-- Begin --
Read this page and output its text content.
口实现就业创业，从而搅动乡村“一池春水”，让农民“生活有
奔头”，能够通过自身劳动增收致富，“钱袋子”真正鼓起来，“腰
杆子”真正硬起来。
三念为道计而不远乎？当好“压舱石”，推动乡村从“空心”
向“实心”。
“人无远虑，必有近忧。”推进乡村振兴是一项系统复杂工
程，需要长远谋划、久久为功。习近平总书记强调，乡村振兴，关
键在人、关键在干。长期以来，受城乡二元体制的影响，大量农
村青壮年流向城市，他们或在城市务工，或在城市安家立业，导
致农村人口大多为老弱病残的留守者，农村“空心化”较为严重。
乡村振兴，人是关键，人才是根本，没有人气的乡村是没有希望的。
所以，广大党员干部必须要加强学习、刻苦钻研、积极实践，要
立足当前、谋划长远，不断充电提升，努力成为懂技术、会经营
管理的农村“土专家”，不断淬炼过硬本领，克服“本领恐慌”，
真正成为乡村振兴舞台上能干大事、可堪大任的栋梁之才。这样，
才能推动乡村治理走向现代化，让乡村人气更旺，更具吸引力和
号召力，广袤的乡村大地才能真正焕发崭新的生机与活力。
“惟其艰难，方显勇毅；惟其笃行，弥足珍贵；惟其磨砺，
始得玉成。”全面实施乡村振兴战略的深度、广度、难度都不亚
-- End --
What needs to be done: Set down every record above exactly as given.

Full answer:
Read this page and output its text content.
口实现就业创业，从而搅动乡村“一池春水”，让农民“生活有
奔头”，能够通过自身劳动增收致富，“钱袋子”真正鼓起来，“腰
杆子”真正硬起来。
三念为道计而不远乎？当好“压舱石”，推动乡村从“空心”
向“实心”。
“人无远虑，必有近忧。”推进乡村振兴是一项系统复杂工
程，需要长远谋划、久久为功。习近平总书记强调，乡村振兴，关
键在人、关键在干。长期以来，受城乡二元体制的影响，大量农
村青壮年流向城市，他们或在城市务工，或在城市安家立业，导
致农村人口大多为老弱病残的留守者，农村“空心化”较为严重。
乡村振兴，人是关键，人才是根本，没有人气的乡村是没有希望的。
所以，广大党员干部必须要加强学习、刻苦钻研、积极实践，要
立足当前、谋划长远，不断充电提升，努力成为懂技术、会经营
管理的农村“土专家”，不断淬炼过硬本领，克服“本领恐慌”，
真正成为乡村振兴舞台上能干大事、可堪大任的栋梁之才。这样，
才能推动乡村治理走向现代化，让乡村人气更旺，更具吸引力和
号召力，广袤的乡村大地才能真正焕发崭新的生机与活力。
“惟其艰难，方显勇毅；惟其笃行，弥足珍贵；惟其磨砺，
始得玉成。”全面实施乡村振兴战略的深度、广度、难度都不亚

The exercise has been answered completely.